Coordinate annotation entries:
>> start

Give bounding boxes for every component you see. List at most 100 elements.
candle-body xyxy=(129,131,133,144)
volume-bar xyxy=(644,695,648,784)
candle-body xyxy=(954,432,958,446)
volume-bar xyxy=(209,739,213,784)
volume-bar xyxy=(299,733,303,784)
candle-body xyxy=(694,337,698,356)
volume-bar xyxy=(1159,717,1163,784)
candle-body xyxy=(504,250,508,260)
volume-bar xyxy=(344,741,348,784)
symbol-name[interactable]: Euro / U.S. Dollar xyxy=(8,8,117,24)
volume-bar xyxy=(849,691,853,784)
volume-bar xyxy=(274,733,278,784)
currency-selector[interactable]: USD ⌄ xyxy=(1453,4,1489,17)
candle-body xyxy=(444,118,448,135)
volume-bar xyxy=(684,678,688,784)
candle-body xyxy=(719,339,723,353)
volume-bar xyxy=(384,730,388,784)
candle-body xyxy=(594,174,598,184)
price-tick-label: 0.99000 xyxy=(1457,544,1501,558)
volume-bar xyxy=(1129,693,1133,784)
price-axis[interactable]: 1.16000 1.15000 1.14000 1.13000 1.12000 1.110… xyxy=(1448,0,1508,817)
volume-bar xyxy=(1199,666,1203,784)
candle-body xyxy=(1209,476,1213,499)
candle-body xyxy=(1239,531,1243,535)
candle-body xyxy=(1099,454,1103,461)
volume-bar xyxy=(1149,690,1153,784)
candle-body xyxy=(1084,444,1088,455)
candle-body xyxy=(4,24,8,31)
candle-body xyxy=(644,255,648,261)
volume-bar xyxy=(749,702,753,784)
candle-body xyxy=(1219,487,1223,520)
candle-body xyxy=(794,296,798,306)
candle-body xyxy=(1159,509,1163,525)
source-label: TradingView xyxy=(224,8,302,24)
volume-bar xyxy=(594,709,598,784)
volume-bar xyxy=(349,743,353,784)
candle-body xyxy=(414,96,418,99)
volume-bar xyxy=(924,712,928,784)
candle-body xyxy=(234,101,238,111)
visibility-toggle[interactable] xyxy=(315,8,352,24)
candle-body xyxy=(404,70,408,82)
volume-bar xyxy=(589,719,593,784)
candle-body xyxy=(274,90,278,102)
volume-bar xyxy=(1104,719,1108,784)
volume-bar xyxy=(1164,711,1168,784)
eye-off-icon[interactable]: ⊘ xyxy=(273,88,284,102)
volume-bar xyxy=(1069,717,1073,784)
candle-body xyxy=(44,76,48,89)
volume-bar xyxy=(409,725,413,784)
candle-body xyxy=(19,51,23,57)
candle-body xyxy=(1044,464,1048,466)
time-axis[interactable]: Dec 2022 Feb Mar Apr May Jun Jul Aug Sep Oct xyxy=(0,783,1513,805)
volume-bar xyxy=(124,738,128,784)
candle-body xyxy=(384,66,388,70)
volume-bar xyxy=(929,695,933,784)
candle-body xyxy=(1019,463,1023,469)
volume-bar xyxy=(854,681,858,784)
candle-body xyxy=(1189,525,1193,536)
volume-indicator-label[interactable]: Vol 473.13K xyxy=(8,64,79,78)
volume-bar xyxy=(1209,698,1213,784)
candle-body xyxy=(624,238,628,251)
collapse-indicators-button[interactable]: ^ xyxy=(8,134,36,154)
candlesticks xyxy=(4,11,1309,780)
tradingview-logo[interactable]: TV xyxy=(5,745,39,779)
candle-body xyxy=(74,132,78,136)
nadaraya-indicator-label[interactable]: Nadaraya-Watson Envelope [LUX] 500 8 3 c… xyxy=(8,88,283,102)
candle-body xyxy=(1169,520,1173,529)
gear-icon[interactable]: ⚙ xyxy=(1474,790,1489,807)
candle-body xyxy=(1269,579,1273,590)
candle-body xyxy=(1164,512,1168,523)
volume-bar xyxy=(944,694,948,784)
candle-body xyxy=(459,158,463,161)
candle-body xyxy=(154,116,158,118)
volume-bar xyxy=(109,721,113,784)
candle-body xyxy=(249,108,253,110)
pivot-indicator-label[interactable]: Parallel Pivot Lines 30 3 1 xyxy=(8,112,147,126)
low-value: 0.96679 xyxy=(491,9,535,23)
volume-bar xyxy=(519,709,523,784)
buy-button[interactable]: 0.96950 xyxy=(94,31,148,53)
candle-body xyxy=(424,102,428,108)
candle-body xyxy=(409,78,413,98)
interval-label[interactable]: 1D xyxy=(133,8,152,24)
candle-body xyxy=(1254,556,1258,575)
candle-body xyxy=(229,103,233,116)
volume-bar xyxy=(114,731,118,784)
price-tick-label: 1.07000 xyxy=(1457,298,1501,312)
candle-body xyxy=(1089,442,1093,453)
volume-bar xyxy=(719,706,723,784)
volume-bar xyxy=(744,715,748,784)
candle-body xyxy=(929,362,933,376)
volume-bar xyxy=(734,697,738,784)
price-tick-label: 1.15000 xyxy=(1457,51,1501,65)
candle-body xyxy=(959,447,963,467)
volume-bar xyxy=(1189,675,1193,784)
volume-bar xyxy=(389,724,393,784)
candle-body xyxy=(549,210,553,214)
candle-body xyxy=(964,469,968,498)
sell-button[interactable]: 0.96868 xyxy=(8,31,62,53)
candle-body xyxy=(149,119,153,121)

>> end

What is asked:
Retype every line of the entries above, keeping each character as it appears.

Result of the task:
Give bounding boxes for every component you see. List at most 100 elements.
candle-body xyxy=(129,131,133,144)
volume-bar xyxy=(644,695,648,784)
candle-body xyxy=(954,432,958,446)
volume-bar xyxy=(209,739,213,784)
volume-bar xyxy=(299,733,303,784)
candle-body xyxy=(694,337,698,356)
volume-bar xyxy=(1159,717,1163,784)
candle-body xyxy=(504,250,508,260)
volume-bar xyxy=(344,741,348,784)
symbol-name[interactable]: Euro / U.S. Dollar xyxy=(8,8,117,24)
volume-bar xyxy=(849,691,853,784)
volume-bar xyxy=(274,733,278,784)
currency-selector[interactable]: USD ⌄ xyxy=(1453,4,1489,17)
candle-body xyxy=(444,118,448,135)
volume-bar xyxy=(684,678,688,784)
candle-body xyxy=(719,339,723,353)
volume-bar xyxy=(384,730,388,784)
candle-body xyxy=(594,174,598,184)
price-tick-label: 0.99000 xyxy=(1457,544,1501,558)
volume-bar xyxy=(1129,693,1133,784)
price-axis[interactable]: 1.16000 1.15000 1.14000 1.13000 1.12000 1.110… xyxy=(1448,0,1508,817)
volume-bar xyxy=(1199,666,1203,784)
candle-body xyxy=(1209,476,1213,499)
candle-body xyxy=(1239,531,1243,535)
candle-body xyxy=(1099,454,1103,461)
volume-bar xyxy=(1149,690,1153,784)
candle-body xyxy=(1084,444,1088,455)
candle-body xyxy=(4,24,8,31)
candle-body xyxy=(644,255,648,261)
volume-bar xyxy=(749,702,753,784)
candle-body xyxy=(1219,487,1223,520)
candle-body xyxy=(794,296,798,306)
candle-body xyxy=(1159,509,1163,525)
source-label: TradingView xyxy=(224,8,302,24)
volume-bar xyxy=(594,709,598,784)
volume-bar xyxy=(349,743,353,784)
candle-body xyxy=(414,96,418,99)
volume-bar xyxy=(924,712,928,784)
candle-body xyxy=(234,101,238,111)
visibility-toggle[interactable] xyxy=(315,8,352,24)
candle-body xyxy=(404,70,408,82)
volume-bar xyxy=(589,719,593,784)
candle-body xyxy=(274,90,278,102)
volume-bar xyxy=(1104,719,1108,784)
volume-bar xyxy=(1164,711,1168,784)
eye-off-icon[interactable]: ⊘ xyxy=(273,88,284,102)
volume-bar xyxy=(1069,717,1073,784)
candle-body xyxy=(44,76,48,89)
volume-bar xyxy=(409,725,413,784)
candle-body xyxy=(19,51,23,57)
candle-body xyxy=(1044,464,1048,466)
time-axis[interactable]: Dec 2022 Feb Mar Apr May Jun Jul Aug Sep Oct xyxy=(0,783,1513,805)
volume-bar xyxy=(124,738,128,784)
candle-body xyxy=(384,66,388,70)
volume-bar xyxy=(929,695,933,784)
candle-body xyxy=(1019,463,1023,469)
volume-bar xyxy=(854,681,858,784)
candle-body xyxy=(1189,525,1193,536)
volume-indicator-label[interactable]: Vol 473.13K xyxy=(8,64,79,78)
volume-bar xyxy=(1209,698,1213,784)
candle-body xyxy=(624,238,628,251)
collapse-indicators-button[interactable]: ^ xyxy=(8,134,36,154)
candlesticks xyxy=(4,11,1309,780)
tradingview-logo[interactable]: TV xyxy=(5,745,39,779)
candle-body xyxy=(74,132,78,136)
nadaraya-indicator-label[interactable]: Nadaraya-Watson Envelope [LUX] 500 8 3 c… xyxy=(8,88,283,102)
candle-body xyxy=(1169,520,1173,529)
gear-icon[interactable]: ⚙ xyxy=(1474,790,1489,807)
candle-body xyxy=(1269,579,1273,590)
candle-body xyxy=(1164,512,1168,523)
volume-bar xyxy=(944,694,948,784)
candle-body xyxy=(459,158,463,161)
candle-body xyxy=(154,116,158,118)
volume-bar xyxy=(109,721,113,784)
candle-body xyxy=(249,108,253,110)
pivot-indicator-label[interactable]: Parallel Pivot Lines 30 3 1 xyxy=(8,112,147,126)
low-value: 0.96679 xyxy=(491,9,535,23)
volume-bar xyxy=(519,709,523,784)
buy-button[interactable]: 0.96950 xyxy=(94,31,148,53)
candle-body xyxy=(424,102,428,108)
candle-body xyxy=(409,78,413,98)
interval-label[interactable]: 1D xyxy=(133,8,152,24)
candle-body xyxy=(1254,556,1258,575)
candle-body xyxy=(229,103,233,116)
volume-bar xyxy=(114,731,118,784)
price-tick-label: 1.07000 xyxy=(1457,298,1501,312)
candle-body xyxy=(1089,442,1093,453)
volume-bar xyxy=(719,706,723,784)
volume-bar xyxy=(744,715,748,784)
candle-body xyxy=(929,362,933,376)
volume-bar xyxy=(734,697,738,784)
price-tick-label: 1.15000 xyxy=(1457,51,1501,65)
candle-body xyxy=(959,447,963,467)
volume-bar xyxy=(1189,675,1193,784)
volume-bar xyxy=(389,724,393,784)
candle-body xyxy=(549,210,553,214)
candle-body xyxy=(964,469,968,498)
sell-button[interactable]: 0.96868 xyxy=(8,31,62,53)
candle-body xyxy=(149,119,153,121)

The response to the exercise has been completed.